Every record must be written out once more, with nothing added or omitted.

**RECORDS SHOWN:**
[START]
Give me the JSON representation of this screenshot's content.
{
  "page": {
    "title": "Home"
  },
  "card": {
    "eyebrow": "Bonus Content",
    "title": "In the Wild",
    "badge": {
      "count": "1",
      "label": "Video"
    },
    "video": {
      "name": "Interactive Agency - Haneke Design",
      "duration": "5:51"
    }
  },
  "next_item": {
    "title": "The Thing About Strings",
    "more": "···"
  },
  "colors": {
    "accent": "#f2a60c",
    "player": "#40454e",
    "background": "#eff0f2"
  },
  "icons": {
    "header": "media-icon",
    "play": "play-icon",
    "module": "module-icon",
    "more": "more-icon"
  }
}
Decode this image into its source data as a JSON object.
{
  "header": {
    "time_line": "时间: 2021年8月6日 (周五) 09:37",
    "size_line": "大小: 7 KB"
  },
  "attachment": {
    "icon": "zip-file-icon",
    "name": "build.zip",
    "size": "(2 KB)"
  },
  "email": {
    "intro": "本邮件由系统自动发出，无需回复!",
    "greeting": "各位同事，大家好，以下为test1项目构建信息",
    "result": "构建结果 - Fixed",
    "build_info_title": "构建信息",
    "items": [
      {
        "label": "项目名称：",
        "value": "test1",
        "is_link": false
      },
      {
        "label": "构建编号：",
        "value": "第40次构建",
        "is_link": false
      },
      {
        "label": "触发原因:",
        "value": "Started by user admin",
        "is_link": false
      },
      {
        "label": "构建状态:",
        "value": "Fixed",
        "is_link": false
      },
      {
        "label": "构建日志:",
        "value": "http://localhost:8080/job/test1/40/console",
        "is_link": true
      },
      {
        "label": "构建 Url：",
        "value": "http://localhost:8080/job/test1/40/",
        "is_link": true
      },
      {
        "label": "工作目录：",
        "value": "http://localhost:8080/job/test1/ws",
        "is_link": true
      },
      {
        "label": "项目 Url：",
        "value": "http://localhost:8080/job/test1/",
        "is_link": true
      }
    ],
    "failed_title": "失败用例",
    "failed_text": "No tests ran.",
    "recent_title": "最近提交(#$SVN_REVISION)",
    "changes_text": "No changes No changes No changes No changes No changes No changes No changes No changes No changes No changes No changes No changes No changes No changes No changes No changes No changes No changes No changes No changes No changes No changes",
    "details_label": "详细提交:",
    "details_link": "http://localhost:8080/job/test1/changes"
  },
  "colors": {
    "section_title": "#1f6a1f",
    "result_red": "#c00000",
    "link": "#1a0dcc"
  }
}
[END]
**ANSWER FOR THE TASK:**
Give me the JSON representation of this screenshot's content.
{
  "page": {
    "title": "Home"
  },
  "card": {
    "eyebrow": "Bonus Content",
    "title": "In the Wild",
    "badge": {
      "count": "1",
      "label": "Video"
    },
    "video": {
      "name": "Interactive Agency - Haneke Design",
      "duration": "5:51"
    }
  },
  "next_item": {
    "title": "The Thing About Strings",
    "more": "···"
  },
  "colors": {
    "accent": "#f2a60c",
    "player": "#40454e",
    "background": "#eff0f2"
  },
  "icons": {
    "header": "media-icon",
    "play": "play-icon",
    "module": "module-icon",
    "more": "more-icon"
  }
}
Decode this image into its source data as a JSON object.
{
  "header": {
    "time_line": "时间: 2021年8月6日 (周五) 09:37",
    "size_line": "大小: 7 KB"
  },
  "attachment": {
    "icon": "zip-file-icon",
    "name": "build.zip",
    "size": "(2 KB)"
  },
  "email": {
    "intro": "本邮件由系统自动发出，无需回复!",
    "greeting": "各位同事，大家好，以下为test1项目构建信息",
    "result": "构建结果 - Fixed",
    "build_info_title": "构建信息",
    "items": [
      {
        "label": "项目名称：",
        "value": "test1",
        "is_link": false
      },
      {
        "label": "构建编号：",
        "value": "第40次构建",
        "is_link": false
      },
      {
        "label": "触发原因:",
        "value": "Started by user admin",
        "is_link": false
      },
      {
        "label": "构建状态:",
        "value": "Fixed",
        "is_link": false
      },
      {
        "label": "构建日志:",
        "value": "http://localhost:8080/job/test1/40/console",
        "is_link": true
      },
      {
        "label": "构建 Url：",
        "value": "http://localhost:8080/job/test1/40/",
        "is_link": true
      },
      {
        "label": "工作目录：",
        "value": "http://localhost:8080/job/test1/ws",
        "is_link": true
      },
      {
        "label": "项目 Url：",
        "value": "http://localhost:8080/job/test1/",
        "is_link": true
      }
    ],
    "failed_title": "失败用例",
    "failed_text": "No tests ran.",
    "recent_title": "最近提交(#$SVN_REVISION)",
    "changes_text": "No changes No changes No changes No changes No changes No changes No changes No changes No changes No changes No changes No changes No changes No changes No changes No changes No changes No changes No changes No changes No changes No changes",
    "details_label": "详细提交:",
    "details_link": "http://localhost:8080/job/test1/changes"
  },
  "colors": {
    "section_title": "#1f6a1f",
    "result_red": "#c00000",
    "link": "#1a0dcc"
  }
}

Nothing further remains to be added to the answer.